▶ **Prompt**
Look through the records below and collect all lines that hold the string "случаях".

▶ **Given data**

+--

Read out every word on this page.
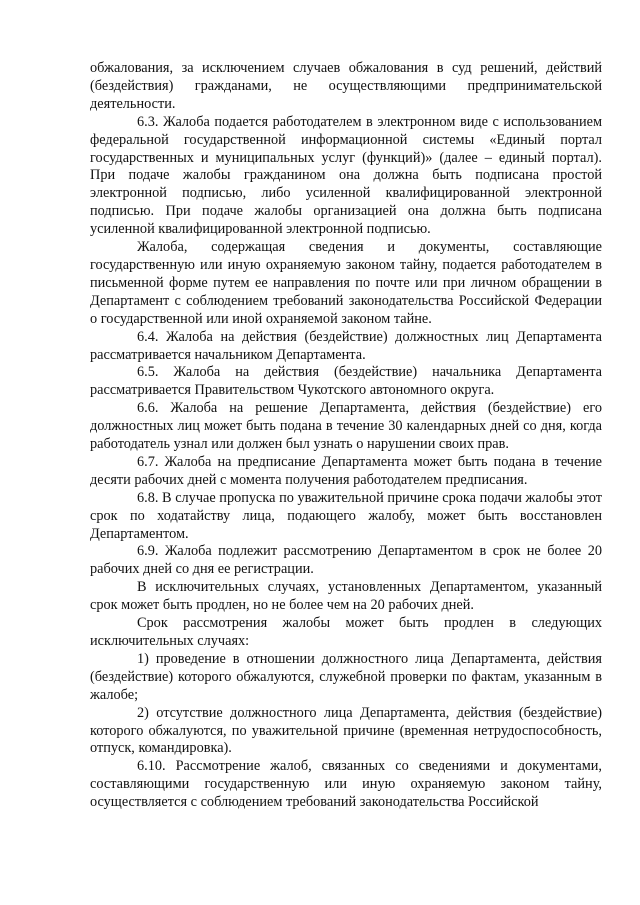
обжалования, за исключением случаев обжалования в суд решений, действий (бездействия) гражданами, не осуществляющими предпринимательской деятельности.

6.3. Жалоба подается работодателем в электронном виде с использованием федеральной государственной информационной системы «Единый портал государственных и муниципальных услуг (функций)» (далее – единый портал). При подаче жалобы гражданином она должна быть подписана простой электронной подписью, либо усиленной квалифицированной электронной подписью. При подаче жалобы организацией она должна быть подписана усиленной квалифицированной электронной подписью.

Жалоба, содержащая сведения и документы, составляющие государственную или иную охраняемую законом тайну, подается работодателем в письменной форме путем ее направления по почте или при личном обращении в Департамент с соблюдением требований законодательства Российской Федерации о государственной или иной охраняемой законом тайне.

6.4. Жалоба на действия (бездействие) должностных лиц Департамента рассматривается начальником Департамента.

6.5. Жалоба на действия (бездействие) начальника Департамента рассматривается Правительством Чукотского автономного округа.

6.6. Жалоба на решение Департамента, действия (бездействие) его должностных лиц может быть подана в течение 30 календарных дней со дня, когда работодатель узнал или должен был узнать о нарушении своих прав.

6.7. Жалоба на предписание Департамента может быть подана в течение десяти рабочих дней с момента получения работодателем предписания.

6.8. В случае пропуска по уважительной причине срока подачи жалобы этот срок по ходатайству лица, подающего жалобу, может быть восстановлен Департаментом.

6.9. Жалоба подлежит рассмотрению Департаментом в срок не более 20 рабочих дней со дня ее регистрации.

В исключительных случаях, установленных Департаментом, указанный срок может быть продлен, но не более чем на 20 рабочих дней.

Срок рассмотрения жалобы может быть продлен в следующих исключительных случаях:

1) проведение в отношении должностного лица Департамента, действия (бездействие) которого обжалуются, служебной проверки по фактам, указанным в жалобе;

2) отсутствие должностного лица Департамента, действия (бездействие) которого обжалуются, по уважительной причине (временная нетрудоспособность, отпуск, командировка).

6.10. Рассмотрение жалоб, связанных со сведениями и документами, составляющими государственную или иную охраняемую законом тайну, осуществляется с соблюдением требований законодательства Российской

+--

▶ **Answer below**
В исключительных случаях, установленных Департаментом, указанный срок может быть продлен, но не более чем на 20 рабочих дней.
Срок рассмотрения жалобы может быть продлен в следующих исключительных случаях:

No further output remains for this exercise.